*** STORED RECORDS ***

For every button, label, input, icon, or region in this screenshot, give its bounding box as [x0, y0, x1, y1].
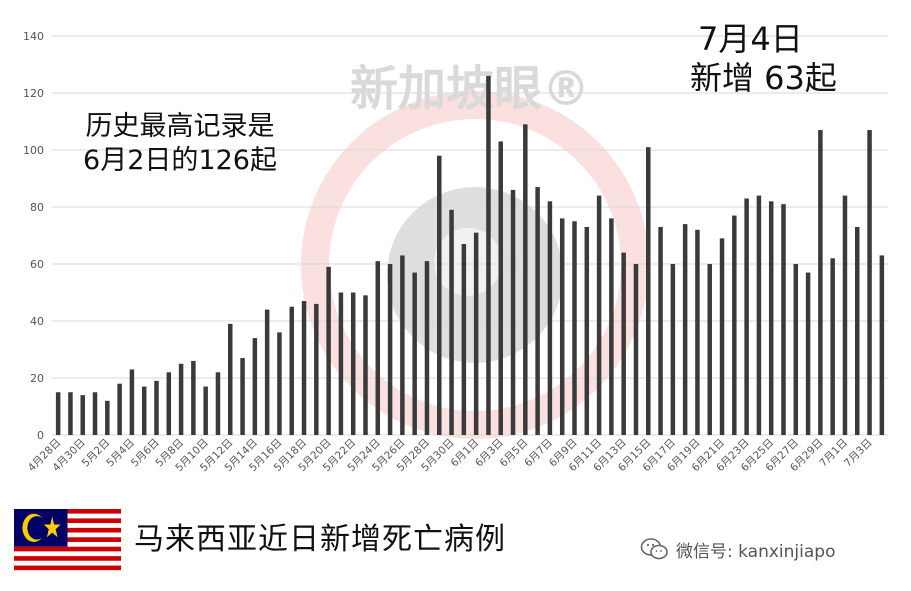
- bar: [178, 363, 184, 435]
- bar: [437, 155, 442, 435]
- watermark-text: 新加坡眼®: [350, 61, 590, 117]
- bar: [572, 221, 577, 435]
- bar: [719, 238, 725, 435]
- bar: [756, 195, 762, 435]
- latest-annotation: 7月4日 新增 63起: [690, 20, 870, 98]
- bar: [646, 147, 651, 435]
- bar: [867, 130, 872, 436]
- latest-annotation-count: 新增 63起: [690, 59, 837, 98]
- bar: [326, 266, 331, 435]
- record-annotation: 历史最高记录是 6月2日的126起: [55, 110, 305, 178]
- bar: [289, 306, 294, 435]
- bar: [584, 226, 590, 435]
- record-annotation-line1: 历史最高记录是: [85, 111, 275, 142]
- bar: [166, 372, 172, 435]
- bar: [252, 338, 258, 435]
- bar: [596, 195, 602, 435]
- bar: [609, 218, 614, 435]
- bar: [523, 124, 528, 435]
- bar: [818, 130, 823, 436]
- x-tick-label: 7月3日: [842, 437, 875, 470]
- bar: [350, 292, 356, 435]
- bar: [842, 195, 848, 435]
- bar: [105, 400, 110, 435]
- bar: [375, 261, 381, 435]
- bar: [781, 204, 786, 435]
- bar: [805, 272, 811, 435]
- bar: [559, 218, 565, 435]
- bar: [707, 264, 712, 435]
- bar: [768, 201, 774, 435]
- bar: [449, 209, 454, 435]
- bar: [215, 372, 221, 435]
- bar: [547, 201, 553, 435]
- bar: [510, 189, 516, 435]
- bar: [535, 187, 540, 435]
- y-tick-label: 80: [30, 201, 44, 214]
- bar: [855, 226, 860, 435]
- bar: [129, 369, 135, 435]
- bar: [473, 232, 479, 435]
- bar: [793, 264, 799, 435]
- bar: [879, 255, 885, 435]
- y-tick-label: 100: [23, 144, 44, 157]
- bar: [412, 272, 417, 435]
- bar: [240, 358, 245, 435]
- bar: [633, 264, 639, 435]
- bar: [670, 264, 676, 435]
- bar: [387, 264, 393, 435]
- bar: [658, 226, 663, 435]
- bar: [621, 252, 626, 435]
- bar: [277, 332, 282, 435]
- y-tick-label: 40: [30, 315, 44, 328]
- y-tick-label: 60: [30, 258, 44, 271]
- bar: [141, 386, 147, 435]
- bar: [68, 392, 73, 435]
- bar: [363, 295, 368, 435]
- y-tick-label: 140: [23, 30, 44, 43]
- bar: [830, 258, 835, 435]
- record-annotation-line2: 6月2日的126起: [83, 144, 277, 176]
- bar: [424, 261, 430, 435]
- bar: [228, 323, 233, 435]
- bars: [55, 75, 885, 436]
- chart-caption: 马来西亚近日新增死亡病例: [134, 522, 506, 557]
- wechat-icon: [640, 538, 668, 560]
- bar: [55, 392, 61, 435]
- malaysia-flag-icon: [14, 509, 121, 575]
- wechat-id-text: 微信号: kanxinjiapo: [676, 541, 836, 562]
- bar: [498, 141, 503, 435]
- bar: [80, 395, 85, 435]
- x-axis-tick-labels: 4月28日4月30日5月2日5月4日5月6日5月8日5月10日5月12日5月14…: [26, 437, 875, 475]
- bar: [92, 392, 98, 435]
- bar: [682, 224, 688, 435]
- bar: [732, 215, 737, 435]
- bar: [486, 75, 491, 436]
- bar: [301, 301, 307, 435]
- y-tick-label: 20: [30, 372, 44, 385]
- bar: [744, 198, 749, 435]
- bar: [203, 386, 208, 435]
- y-tick-label: 0: [37, 429, 44, 442]
- y-tick-label: 120: [23, 87, 44, 100]
- bar-chart: 新加坡眼® 0 20 40 60 80 100 120 140 4月28日4月30日5月2日5…: [23, 30, 888, 475]
- wechat-id: 微信号: kanxinjiapo: [640, 536, 835, 562]
- latest-annotation-date: 7月4日: [698, 20, 803, 58]
- bar: [117, 383, 122, 435]
- bar: [191, 360, 196, 435]
- bar: [154, 380, 159, 435]
- bar: [314, 303, 319, 435]
- bar: [695, 229, 700, 435]
- bar: [264, 309, 270, 435]
- bar: [400, 255, 405, 435]
- bar: [461, 244, 467, 435]
- bar: [338, 292, 344, 435]
- y-axis-tick-labels: 0 20 40 60 80 100 120 140: [23, 30, 44, 442]
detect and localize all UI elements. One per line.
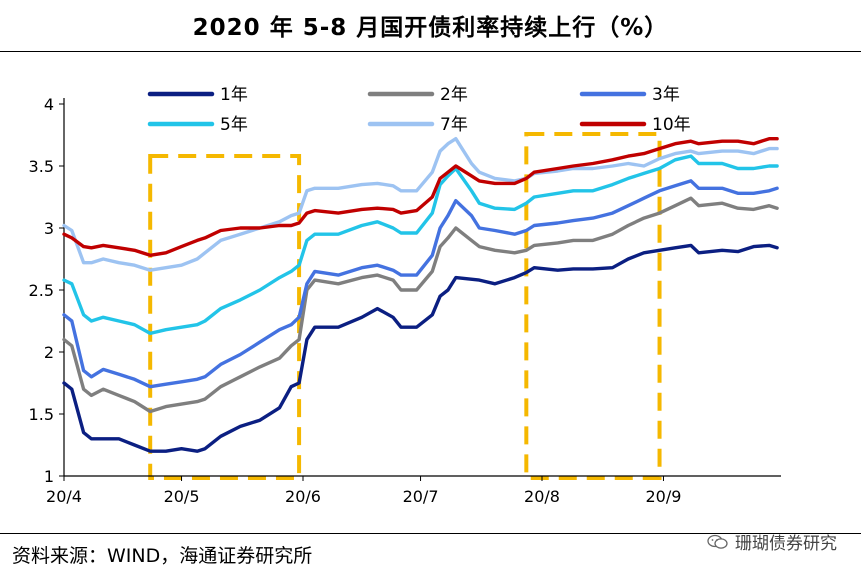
legend-label: 1年 — [220, 85, 248, 105]
series-line-7年 — [62, 136, 779, 272]
watermark: 珊瑚债券研究 — [707, 529, 837, 554]
x-tick-label: 20/7 — [403, 487, 439, 506]
series-line-3年 — [62, 179, 779, 389]
x-tick-label: 20/5 — [164, 487, 200, 506]
legend-label: 7年 — [440, 115, 468, 135]
series-line-5年 — [62, 154, 779, 336]
y-tick-label: 4 — [44, 95, 54, 114]
series-line-1年 — [62, 243, 779, 453]
y-tick-label: 3 — [44, 219, 54, 238]
highlight-box-2 — [524, 132, 662, 480]
top-rule — [0, 51, 861, 52]
chart-axes: 1 1.5 2 2.5 3 3.5 4 20/4 20/5 20/6 20/7 20/8 20/9 — [29, 95, 781, 506]
highlight-box-1 — [148, 154, 302, 480]
bottom-rule — [0, 533, 861, 534]
series-line-2年 — [62, 196, 779, 414]
series-line-10年 — [62, 136, 779, 258]
y-tick-label: 2.5 — [29, 281, 54, 300]
chart-title: 2020 年 5-8 月国开债利率持续上行（%） — [192, 15, 669, 41]
x-tick-label: 20/9 — [645, 487, 681, 506]
x-tick-label: 20/4 — [46, 487, 82, 506]
chart-legend: 1年 2年 3年 5年 7年 10年 — [147, 85, 691, 135]
y-tick-label: 3.5 — [29, 157, 54, 176]
legend-label: 3年 — [652, 85, 680, 105]
y-tick-label: 1 — [44, 467, 54, 486]
legend-label: 2年 — [440, 85, 468, 105]
watermark-text: 珊瑚债券研究 — [735, 534, 837, 554]
legend-label: 10年 — [652, 115, 691, 135]
legend-label: 5年 — [220, 115, 248, 135]
x-tick-label: 20/6 — [285, 487, 321, 506]
source-note: 资料来源：WIND，海通证券研究所 — [12, 545, 313, 567]
y-tick-label: 1.5 — [29, 405, 54, 424]
x-tick-label: 20/8 — [524, 487, 560, 506]
wechat-icon — [707, 534, 728, 549]
y-tick-label: 2 — [44, 343, 54, 362]
line-chart: 1 1.5 2 2.5 3 3.5 4 20/4 20/5 20/6 20/7 20/8 20/9 1年… — [29, 85, 781, 506]
chart-series — [62, 136, 779, 453]
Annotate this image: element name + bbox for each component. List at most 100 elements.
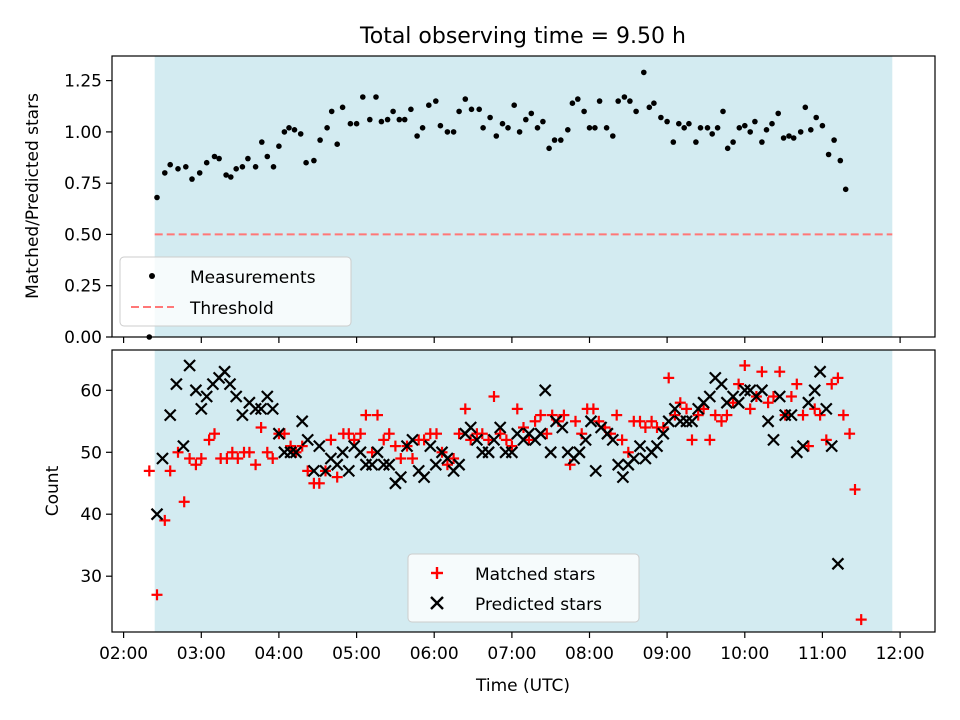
predicted-star-point bbox=[272, 427, 286, 440]
measurement-point bbox=[480, 125, 486, 131]
matched-star-point bbox=[261, 446, 273, 458]
measurement-point bbox=[303, 159, 309, 166]
measurement-point bbox=[540, 118, 546, 125]
matched-star-point bbox=[431, 428, 442, 440]
matched-star-point bbox=[762, 397, 774, 409]
predicted-star-point bbox=[319, 464, 332, 478]
measurement-point bbox=[367, 116, 373, 123]
measurements-legend-marker bbox=[149, 273, 155, 279]
matched-star-point bbox=[634, 415, 646, 427]
matched-star-point bbox=[395, 453, 407, 464]
predicted-star-point bbox=[406, 433, 419, 447]
matched-star-point bbox=[511, 403, 523, 415]
predicted-star-point bbox=[825, 439, 838, 453]
time-x-axis-label: Time (UTC) bbox=[475, 676, 570, 696]
predicted-star-point bbox=[236, 408, 249, 422]
predicted-star-point bbox=[820, 402, 833, 416]
matched-star-point bbox=[459, 403, 471, 415]
ratio-y-ticks: 0.00 0.25 0.50 0.75 1.00 1.25 bbox=[64, 72, 112, 348]
measurement-point bbox=[802, 104, 809, 111]
matched-star-point bbox=[285, 440, 297, 452]
matched-star-point bbox=[669, 409, 681, 421]
predicted-star-point bbox=[200, 390, 213, 403]
matched-star-point bbox=[448, 453, 460, 464]
measurement-point bbox=[493, 133, 500, 139]
matched-star-point bbox=[278, 428, 290, 440]
measurement-point bbox=[353, 120, 360, 127]
measurement-point bbox=[693, 139, 699, 145]
measurements-legend-label: Measurements bbox=[190, 268, 316, 288]
measurement-point bbox=[311, 157, 317, 164]
matched-star-point bbox=[820, 434, 832, 446]
time-x-tick-label: 02:00 bbox=[99, 644, 148, 664]
predicted-star-point bbox=[662, 415, 675, 428]
measurement-point bbox=[511, 102, 517, 108]
time-x-ticks: 02:00 03:00 04:00 05:00 06:00 07:00 08:00 09:00… bbox=[99, 337, 925, 664]
measurement-point bbox=[681, 125, 687, 131]
measurement-point bbox=[189, 176, 195, 182]
predicted-star-point bbox=[266, 402, 279, 416]
measurement-point bbox=[175, 166, 181, 172]
predicted-star-point bbox=[650, 439, 664, 453]
matched-star-point bbox=[465, 434, 477, 446]
predicted-star-point bbox=[573, 446, 586, 459]
matched-star-point bbox=[453, 428, 465, 440]
matched-star-point bbox=[837, 409, 849, 421]
measurement-point bbox=[664, 118, 670, 125]
matched-star-point bbox=[768, 391, 779, 402]
measurement-point bbox=[670, 139, 677, 145]
ratio-y-tick-label: 1.25 bbox=[64, 72, 102, 92]
time-x-tick-label: 05:00 bbox=[332, 644, 381, 664]
predicted-star-point bbox=[371, 446, 384, 459]
measurement-point bbox=[724, 145, 731, 152]
measurement-point bbox=[596, 98, 603, 104]
predicted-star-point bbox=[808, 384, 821, 397]
matched-star-point bbox=[611, 409, 623, 421]
matched-star-point bbox=[143, 465, 155, 477]
predicted-star-point bbox=[163, 408, 177, 422]
predicted-star-point bbox=[657, 427, 670, 440]
count-plot-frame bbox=[111, 349, 936, 633]
predicted-star-point bbox=[424, 439, 437, 453]
matched-star-point bbox=[488, 391, 500, 402]
measurement-point bbox=[252, 164, 259, 170]
predicted-star-point bbox=[493, 421, 507, 434]
measurement-point bbox=[297, 131, 304, 137]
measurement-point bbox=[610, 133, 616, 139]
measurement-point bbox=[551, 137, 558, 143]
measurement-point bbox=[831, 137, 837, 143]
predicted-star-point bbox=[284, 446, 297, 459]
measurement-point bbox=[401, 116, 408, 123]
matched-star-point bbox=[616, 434, 628, 446]
ratio-y-tick-label: 0.50 bbox=[64, 225, 102, 245]
measurement-point bbox=[775, 110, 781, 117]
predicted-star-point bbox=[767, 433, 780, 447]
measurement-point bbox=[390, 108, 396, 115]
predicted-star-point bbox=[538, 384, 552, 397]
count-y-tick-label: 30 bbox=[80, 567, 102, 587]
matched-stars-layer bbox=[143, 360, 867, 626]
predicted-star-point bbox=[584, 415, 598, 428]
predicted-star-point bbox=[785, 408, 798, 422]
measurement-point bbox=[286, 125, 292, 131]
matched-star-point bbox=[716, 415, 727, 427]
predicted-star-point bbox=[544, 446, 557, 459]
measurement-point bbox=[714, 125, 721, 131]
predicted-star-point bbox=[464, 421, 477, 434]
measurement-point bbox=[586, 125, 593, 131]
matched-legend-marker bbox=[431, 567, 443, 579]
measurement-point bbox=[270, 164, 277, 170]
time-x-tick-label: 09:00 bbox=[643, 644, 692, 664]
matched-star-point bbox=[203, 434, 215, 446]
count-y-tick-label: 50 bbox=[80, 443, 102, 463]
matched-star-point bbox=[494, 428, 506, 440]
predicted-star-point bbox=[773, 390, 786, 403]
chart-title: Total observing time = 9.50 h bbox=[359, 24, 686, 49]
matched-star-point bbox=[529, 415, 541, 427]
matched-star-point bbox=[587, 403, 599, 415]
measurement-point bbox=[676, 120, 682, 127]
measurement-point bbox=[324, 125, 330, 131]
measurement-point bbox=[558, 137, 564, 143]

***

- WHAT THE EXERCISE ASKS -
Reproduce the lines starting at the line that contains "legend-label: 1年 — [220, 85, 248, 105]" and ending at the line that contains "highlight-box-2 — [524, 132, 662, 480]", including both of those lines.

- FINAL RESULT -
legend-label: 1年 — [220, 85, 248, 105]
series-line-7年 — [62, 136, 779, 272]
watermark: 珊瑚债券研究 — [707, 529, 837, 554]
x-tick-label: 20/7 — [403, 487, 439, 506]
series-line-3年 — [62, 179, 779, 389]
x-tick-label: 20/5 — [164, 487, 200, 506]
legend-label: 7年 — [440, 115, 468, 135]
series-line-5年 — [62, 154, 779, 336]
y-tick-label: 4 — [44, 95, 54, 114]
series-line-1年 — [62, 243, 779, 453]
y-tick-label: 3 — [44, 219, 54, 238]
highlight-box-2 — [524, 132, 662, 480]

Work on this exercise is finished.